## BEGIN Data for processing

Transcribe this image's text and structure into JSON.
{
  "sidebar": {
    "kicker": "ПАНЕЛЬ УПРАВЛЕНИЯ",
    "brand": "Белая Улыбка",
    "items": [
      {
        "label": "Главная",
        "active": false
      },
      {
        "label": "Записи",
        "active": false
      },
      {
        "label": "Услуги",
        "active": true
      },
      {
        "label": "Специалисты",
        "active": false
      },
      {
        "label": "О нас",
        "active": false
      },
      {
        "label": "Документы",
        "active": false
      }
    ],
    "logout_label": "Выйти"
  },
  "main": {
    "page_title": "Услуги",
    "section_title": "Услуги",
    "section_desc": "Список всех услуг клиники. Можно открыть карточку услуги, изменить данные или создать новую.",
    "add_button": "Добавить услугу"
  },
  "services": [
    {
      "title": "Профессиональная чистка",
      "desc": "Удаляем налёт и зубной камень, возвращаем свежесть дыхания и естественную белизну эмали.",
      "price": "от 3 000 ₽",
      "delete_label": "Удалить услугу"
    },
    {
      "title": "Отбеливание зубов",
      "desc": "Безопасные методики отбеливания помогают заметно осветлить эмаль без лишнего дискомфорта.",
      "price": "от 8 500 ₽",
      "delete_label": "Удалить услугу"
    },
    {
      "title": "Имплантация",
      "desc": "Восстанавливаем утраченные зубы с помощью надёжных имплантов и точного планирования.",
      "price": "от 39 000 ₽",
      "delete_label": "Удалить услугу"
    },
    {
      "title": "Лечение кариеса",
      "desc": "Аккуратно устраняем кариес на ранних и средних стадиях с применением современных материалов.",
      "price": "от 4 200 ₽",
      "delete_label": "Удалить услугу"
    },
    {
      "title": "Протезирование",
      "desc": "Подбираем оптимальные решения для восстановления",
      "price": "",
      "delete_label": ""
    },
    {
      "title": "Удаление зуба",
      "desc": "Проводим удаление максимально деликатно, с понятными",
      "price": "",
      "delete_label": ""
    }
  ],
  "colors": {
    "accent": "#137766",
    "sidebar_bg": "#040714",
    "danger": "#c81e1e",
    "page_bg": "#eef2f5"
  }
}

## END Data for processing

What to produce: Print the whole listing again, exactly.

Result of the exercise:
Transcribe this image's text and structure into JSON.
{
  "sidebar": {
    "kicker": "ПАНЕЛЬ УПРАВЛЕНИЯ",
    "brand": "Белая Улыбка",
    "items": [
      {
        "label": "Главная",
        "active": false
      },
      {
        "label": "Записи",
        "active": false
      },
      {
        "label": "Услуги",
        "active": true
      },
      {
        "label": "Специалисты",
        "active": false
      },
      {
        "label": "О нас",
        "active": false
      },
      {
        "label": "Документы",
        "active": false
      }
    ],
    "logout_label": "Выйти"
  },
  "main": {
    "page_title": "Услуги",
    "section_title": "Услуги",
    "section_desc": "Список всех услуг клиники. Можно открыть карточку услуги, изменить данные или создать новую.",
    "add_button": "Добавить услугу"
  },
  "services": [
    {
      "title": "Профессиональная чистка",
      "desc": "Удаляем налёт и зубной камень, возвращаем свежесть дыхания и естественную белизну эмали.",
      "price": "от 3 000 ₽",
      "delete_label": "Удалить услугу"
    },
    {
      "title": "Отбеливание зубов",
      "desc": "Безопасные методики отбеливания помогают заметно осветлить эмаль без лишнего дискомфорта.",
      "price": "от 8 500 ₽",
      "delete_label": "Удалить услугу"
    },
    {
      "title": "Имплантация",
      "desc": "Восстанавливаем утраченные зубы с помощью надёжных имплантов и точного планирования.",
      "price": "от 39 000 ₽",
      "delete_label": "Удалить услугу"
    },
    {
      "title": "Лечение кариеса",
      "desc": "Аккуратно устраняем кариес на ранних и средних стадиях с применением современных материалов.",
      "price": "от 4 200 ₽",
      "delete_label": "Удалить услугу"
    },
    {
      "title": "Протезирование",
      "desc": "Подбираем оптимальные решения для восстановления",
      "price": "",
      "delete_label": ""
    },
    {
      "title": "Удаление зуба",
      "desc": "Проводим удаление максимально деликатно, с понятными",
      "price": "",
      "delete_label": ""
    }
  ],
  "colors": {
    "accent": "#137766",
    "sidebar_bg": "#040714",
    "danger": "#c81e1e",
    "page_bg": "#eef2f5"
  }
}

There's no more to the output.